§ **DATA SECTION**
· · · · · · ·
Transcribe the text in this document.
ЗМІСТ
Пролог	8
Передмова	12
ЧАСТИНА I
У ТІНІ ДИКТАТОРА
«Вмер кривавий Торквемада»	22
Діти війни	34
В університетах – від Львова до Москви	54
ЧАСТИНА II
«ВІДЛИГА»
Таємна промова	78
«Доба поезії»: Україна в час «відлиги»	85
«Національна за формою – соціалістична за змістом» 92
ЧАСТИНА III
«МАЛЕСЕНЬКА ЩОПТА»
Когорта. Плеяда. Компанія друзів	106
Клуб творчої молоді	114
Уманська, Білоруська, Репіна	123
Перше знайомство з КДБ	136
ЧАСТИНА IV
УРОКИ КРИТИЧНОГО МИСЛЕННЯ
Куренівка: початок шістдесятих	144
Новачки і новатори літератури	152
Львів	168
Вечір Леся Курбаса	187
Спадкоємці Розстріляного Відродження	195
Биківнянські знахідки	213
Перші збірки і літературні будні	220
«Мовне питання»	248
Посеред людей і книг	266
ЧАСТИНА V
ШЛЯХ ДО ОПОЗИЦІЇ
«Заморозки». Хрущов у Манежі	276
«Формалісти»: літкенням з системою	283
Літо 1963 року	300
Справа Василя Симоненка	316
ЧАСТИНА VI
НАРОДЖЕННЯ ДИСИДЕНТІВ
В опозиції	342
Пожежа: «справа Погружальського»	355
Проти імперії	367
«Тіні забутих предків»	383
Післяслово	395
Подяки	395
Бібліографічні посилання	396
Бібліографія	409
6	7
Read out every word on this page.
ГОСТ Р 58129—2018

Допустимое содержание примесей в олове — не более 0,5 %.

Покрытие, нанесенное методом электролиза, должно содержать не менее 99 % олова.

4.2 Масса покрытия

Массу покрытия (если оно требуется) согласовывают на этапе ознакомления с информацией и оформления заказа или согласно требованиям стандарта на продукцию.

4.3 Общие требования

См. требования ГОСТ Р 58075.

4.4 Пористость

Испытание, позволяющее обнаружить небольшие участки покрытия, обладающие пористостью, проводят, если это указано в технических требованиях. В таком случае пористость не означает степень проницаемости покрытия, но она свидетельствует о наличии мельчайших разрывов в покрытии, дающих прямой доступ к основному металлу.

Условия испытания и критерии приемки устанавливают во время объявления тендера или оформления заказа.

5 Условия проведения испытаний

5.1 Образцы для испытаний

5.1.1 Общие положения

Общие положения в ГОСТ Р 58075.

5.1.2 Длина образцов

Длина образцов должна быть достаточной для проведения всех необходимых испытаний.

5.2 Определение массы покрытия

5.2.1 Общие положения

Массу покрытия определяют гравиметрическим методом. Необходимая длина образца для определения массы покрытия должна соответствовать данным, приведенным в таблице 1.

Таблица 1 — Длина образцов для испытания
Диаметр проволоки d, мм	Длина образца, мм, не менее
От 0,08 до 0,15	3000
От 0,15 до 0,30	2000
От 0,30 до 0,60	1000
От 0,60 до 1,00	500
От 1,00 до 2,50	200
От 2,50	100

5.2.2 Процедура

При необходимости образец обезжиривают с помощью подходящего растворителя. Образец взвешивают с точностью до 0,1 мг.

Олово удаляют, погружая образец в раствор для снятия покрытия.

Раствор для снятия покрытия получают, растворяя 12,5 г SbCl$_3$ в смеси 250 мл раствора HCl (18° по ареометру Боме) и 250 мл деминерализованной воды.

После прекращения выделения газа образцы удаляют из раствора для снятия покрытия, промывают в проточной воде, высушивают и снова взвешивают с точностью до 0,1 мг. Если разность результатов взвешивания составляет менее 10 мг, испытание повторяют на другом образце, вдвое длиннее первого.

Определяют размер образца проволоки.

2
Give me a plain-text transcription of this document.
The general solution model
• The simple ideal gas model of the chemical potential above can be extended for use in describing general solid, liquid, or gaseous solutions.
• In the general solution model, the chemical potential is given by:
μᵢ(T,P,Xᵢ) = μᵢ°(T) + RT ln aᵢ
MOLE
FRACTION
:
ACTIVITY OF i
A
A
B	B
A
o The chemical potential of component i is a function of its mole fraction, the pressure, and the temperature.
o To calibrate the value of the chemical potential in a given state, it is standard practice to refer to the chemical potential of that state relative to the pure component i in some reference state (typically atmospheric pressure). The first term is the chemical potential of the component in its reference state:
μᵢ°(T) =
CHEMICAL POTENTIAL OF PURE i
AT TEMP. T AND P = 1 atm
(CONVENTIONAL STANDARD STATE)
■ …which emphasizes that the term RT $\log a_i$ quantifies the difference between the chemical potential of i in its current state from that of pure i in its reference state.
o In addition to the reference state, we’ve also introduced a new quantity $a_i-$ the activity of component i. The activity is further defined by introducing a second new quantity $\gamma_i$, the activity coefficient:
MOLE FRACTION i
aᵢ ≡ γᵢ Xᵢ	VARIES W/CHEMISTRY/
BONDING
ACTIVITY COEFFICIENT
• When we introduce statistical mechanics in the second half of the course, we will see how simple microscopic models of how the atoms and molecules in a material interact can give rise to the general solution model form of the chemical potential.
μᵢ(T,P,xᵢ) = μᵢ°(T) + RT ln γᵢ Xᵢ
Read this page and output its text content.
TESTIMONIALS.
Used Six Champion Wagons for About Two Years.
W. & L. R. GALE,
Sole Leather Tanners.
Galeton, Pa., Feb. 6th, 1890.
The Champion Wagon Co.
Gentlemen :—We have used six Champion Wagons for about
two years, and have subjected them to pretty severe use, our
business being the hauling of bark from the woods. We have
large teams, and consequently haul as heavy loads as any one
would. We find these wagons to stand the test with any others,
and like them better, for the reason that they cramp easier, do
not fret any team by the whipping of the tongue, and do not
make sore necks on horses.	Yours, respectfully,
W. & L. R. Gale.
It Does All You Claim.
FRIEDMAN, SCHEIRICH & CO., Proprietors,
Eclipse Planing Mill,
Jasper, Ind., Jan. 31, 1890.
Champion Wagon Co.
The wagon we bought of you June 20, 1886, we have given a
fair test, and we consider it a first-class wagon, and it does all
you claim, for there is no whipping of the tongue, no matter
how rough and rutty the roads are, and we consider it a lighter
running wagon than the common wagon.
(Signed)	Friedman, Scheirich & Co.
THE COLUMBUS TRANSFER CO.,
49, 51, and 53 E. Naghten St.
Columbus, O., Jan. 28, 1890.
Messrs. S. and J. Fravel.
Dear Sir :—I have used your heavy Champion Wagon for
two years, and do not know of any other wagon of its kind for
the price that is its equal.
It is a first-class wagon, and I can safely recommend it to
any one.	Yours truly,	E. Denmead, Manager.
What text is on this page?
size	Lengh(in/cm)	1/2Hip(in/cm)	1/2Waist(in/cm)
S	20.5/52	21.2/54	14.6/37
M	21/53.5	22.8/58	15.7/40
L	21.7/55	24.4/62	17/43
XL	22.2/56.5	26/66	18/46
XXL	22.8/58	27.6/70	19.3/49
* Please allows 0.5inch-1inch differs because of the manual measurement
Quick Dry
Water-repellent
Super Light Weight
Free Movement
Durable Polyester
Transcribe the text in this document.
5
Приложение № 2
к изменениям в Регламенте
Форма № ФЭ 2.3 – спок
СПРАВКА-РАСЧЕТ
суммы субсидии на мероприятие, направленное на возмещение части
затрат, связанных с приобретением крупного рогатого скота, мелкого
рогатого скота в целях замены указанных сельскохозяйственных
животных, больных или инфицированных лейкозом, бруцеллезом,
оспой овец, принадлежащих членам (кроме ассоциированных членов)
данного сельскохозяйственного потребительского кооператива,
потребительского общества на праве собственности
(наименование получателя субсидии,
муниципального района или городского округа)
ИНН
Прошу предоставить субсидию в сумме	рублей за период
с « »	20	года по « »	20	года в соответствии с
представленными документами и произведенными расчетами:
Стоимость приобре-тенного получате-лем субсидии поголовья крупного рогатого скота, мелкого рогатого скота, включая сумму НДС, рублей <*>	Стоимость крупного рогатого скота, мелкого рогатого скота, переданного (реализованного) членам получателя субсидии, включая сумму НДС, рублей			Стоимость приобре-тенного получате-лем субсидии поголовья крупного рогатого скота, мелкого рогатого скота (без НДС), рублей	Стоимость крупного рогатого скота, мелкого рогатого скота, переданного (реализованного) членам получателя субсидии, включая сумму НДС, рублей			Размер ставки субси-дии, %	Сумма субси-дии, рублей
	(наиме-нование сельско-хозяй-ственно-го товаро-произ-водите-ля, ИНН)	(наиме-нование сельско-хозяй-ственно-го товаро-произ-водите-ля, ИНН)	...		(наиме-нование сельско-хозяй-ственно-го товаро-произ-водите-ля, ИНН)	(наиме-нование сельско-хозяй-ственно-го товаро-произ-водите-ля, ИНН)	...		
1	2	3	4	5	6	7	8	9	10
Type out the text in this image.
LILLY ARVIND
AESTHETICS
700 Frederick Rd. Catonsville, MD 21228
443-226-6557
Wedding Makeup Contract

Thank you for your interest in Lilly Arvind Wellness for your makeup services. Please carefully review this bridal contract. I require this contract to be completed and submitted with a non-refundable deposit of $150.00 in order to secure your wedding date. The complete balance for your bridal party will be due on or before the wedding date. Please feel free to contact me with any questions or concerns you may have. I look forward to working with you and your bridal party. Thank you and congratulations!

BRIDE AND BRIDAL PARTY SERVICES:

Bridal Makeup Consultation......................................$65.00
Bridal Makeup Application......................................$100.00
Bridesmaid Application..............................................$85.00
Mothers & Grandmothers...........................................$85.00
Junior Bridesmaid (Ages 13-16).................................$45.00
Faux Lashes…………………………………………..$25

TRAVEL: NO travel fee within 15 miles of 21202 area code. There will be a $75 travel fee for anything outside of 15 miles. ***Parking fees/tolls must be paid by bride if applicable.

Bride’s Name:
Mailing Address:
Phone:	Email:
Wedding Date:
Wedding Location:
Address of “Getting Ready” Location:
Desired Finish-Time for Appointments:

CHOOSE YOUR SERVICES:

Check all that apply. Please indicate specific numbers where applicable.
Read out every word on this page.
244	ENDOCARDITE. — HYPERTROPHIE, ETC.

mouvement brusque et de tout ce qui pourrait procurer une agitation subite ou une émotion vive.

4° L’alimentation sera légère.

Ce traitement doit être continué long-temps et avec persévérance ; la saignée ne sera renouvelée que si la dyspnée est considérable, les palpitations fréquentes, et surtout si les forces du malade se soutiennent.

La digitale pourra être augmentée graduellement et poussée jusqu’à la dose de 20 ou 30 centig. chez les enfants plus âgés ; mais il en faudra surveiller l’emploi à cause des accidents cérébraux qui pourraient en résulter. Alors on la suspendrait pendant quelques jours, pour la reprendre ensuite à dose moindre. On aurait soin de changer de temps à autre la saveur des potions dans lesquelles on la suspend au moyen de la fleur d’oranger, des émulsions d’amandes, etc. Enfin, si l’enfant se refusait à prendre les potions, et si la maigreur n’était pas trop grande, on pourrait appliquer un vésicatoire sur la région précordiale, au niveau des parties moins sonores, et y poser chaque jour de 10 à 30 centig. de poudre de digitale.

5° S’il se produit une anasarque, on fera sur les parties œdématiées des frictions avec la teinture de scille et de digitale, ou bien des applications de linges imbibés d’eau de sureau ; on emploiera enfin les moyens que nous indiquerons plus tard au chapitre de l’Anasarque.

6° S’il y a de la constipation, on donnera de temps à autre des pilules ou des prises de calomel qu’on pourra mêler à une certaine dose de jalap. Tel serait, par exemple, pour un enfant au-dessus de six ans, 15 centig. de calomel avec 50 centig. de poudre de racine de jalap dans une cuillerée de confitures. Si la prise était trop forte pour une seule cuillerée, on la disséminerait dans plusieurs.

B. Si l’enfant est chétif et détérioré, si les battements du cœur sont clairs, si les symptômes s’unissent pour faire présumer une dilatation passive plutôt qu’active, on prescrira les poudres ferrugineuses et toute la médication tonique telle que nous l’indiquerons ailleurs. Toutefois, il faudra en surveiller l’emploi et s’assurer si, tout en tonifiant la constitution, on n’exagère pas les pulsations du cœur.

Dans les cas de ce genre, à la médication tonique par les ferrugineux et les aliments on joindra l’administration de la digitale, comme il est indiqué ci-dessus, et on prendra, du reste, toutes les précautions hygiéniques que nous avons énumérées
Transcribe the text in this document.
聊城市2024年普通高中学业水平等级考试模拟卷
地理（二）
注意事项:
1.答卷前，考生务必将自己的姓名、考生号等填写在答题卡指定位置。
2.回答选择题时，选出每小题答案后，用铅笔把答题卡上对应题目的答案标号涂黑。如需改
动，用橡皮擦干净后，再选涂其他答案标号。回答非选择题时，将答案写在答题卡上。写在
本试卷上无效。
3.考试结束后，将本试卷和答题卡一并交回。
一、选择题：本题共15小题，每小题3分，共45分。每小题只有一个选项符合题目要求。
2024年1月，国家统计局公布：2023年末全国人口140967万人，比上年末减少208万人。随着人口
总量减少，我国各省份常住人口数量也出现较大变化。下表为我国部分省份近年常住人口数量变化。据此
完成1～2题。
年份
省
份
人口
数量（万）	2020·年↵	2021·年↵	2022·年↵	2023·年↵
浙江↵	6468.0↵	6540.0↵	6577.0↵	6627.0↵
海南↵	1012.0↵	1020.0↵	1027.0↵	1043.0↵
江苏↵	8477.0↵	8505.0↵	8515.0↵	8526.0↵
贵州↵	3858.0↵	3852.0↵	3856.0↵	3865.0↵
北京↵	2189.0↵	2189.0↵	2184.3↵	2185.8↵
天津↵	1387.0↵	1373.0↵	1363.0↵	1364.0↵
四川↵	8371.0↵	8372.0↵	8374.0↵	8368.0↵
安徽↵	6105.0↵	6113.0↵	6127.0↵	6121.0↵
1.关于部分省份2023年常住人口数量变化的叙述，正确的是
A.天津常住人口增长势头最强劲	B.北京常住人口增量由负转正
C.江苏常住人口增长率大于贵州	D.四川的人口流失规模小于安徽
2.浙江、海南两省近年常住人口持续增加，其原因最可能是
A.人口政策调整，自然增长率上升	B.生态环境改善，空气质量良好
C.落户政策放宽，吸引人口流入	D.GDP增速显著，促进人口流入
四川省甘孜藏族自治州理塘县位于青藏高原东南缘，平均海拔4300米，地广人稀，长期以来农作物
· · · · · · ·
§ **TASK DESCRIPTION**
In the entries above, count each line holding "образец" and report the total and nothing more.

§ **ANSWER BELOW**
2